Set task ▸ Return the lines from the one containing "Localize all elements." through the one containing "retweet-arrows-icon xyxy=(213,381,241,410)", unchanged and character for character.

Excerpted records ▸

— Start —

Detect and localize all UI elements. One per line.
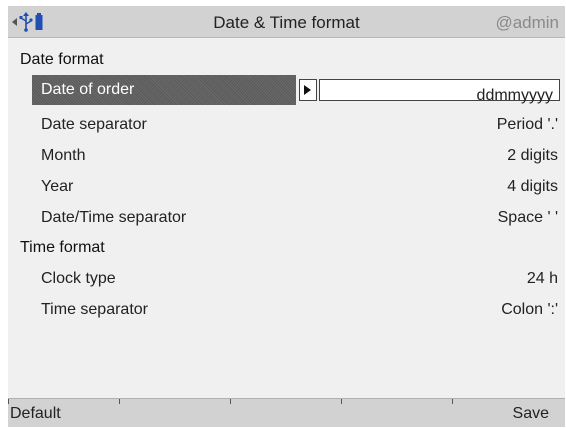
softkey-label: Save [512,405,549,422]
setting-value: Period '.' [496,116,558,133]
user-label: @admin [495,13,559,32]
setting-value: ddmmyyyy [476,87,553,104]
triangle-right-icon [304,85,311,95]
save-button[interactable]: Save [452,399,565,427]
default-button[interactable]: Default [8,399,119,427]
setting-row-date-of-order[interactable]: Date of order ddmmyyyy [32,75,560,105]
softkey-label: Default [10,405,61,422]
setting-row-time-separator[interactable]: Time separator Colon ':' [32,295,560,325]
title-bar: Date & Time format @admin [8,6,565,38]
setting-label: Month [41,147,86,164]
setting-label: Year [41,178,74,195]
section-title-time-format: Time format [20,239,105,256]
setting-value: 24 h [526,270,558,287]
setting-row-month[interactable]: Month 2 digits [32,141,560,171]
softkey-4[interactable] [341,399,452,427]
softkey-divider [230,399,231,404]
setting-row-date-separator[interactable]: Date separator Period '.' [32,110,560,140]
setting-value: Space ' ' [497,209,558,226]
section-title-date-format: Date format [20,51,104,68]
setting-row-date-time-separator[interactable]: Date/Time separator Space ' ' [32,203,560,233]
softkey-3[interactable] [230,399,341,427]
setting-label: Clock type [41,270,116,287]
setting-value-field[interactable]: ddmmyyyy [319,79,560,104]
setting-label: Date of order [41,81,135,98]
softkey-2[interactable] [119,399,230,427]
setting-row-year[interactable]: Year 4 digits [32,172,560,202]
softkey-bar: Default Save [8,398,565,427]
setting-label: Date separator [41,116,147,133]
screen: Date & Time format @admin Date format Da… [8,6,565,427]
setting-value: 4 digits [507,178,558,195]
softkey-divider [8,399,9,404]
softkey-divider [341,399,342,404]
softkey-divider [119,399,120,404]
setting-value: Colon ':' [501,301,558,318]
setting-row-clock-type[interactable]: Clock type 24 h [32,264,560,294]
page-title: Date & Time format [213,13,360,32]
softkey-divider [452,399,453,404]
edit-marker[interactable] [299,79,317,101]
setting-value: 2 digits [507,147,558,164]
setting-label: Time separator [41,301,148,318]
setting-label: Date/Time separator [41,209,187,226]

— End —
— Start —

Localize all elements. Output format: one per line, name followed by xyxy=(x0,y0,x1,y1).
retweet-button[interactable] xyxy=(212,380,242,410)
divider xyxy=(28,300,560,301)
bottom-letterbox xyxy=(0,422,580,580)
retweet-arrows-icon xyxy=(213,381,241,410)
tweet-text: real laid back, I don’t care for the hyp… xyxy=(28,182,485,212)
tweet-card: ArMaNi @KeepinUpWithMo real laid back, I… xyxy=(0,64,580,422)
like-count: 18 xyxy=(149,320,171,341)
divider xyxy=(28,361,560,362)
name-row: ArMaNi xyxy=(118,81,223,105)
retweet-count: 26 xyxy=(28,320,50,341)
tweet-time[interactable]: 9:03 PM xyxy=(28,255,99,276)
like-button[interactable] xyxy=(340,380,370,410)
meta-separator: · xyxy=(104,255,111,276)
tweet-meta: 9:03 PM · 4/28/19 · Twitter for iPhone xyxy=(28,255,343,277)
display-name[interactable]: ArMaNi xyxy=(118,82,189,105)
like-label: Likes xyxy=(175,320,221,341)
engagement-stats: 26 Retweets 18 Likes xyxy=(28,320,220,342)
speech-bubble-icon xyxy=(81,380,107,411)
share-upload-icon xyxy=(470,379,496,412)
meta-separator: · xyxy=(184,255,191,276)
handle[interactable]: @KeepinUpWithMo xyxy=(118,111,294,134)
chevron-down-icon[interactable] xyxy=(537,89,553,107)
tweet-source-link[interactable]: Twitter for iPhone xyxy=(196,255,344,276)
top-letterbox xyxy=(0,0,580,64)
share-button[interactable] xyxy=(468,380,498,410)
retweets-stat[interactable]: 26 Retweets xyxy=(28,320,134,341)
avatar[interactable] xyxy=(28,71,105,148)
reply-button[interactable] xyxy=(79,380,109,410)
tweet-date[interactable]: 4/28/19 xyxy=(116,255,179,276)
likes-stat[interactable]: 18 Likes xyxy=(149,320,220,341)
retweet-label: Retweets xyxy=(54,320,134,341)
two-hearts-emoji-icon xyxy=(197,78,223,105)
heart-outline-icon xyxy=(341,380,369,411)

— End —

Exercise response ▸
Localize all elements. Output format: one per line, name followed by xyxy=(x0,y0,x1,y1).
retweet-button[interactable] xyxy=(212,380,242,410)
divider xyxy=(28,300,560,301)
bottom-letterbox xyxy=(0,422,580,580)
retweet-arrows-icon xyxy=(213,381,241,410)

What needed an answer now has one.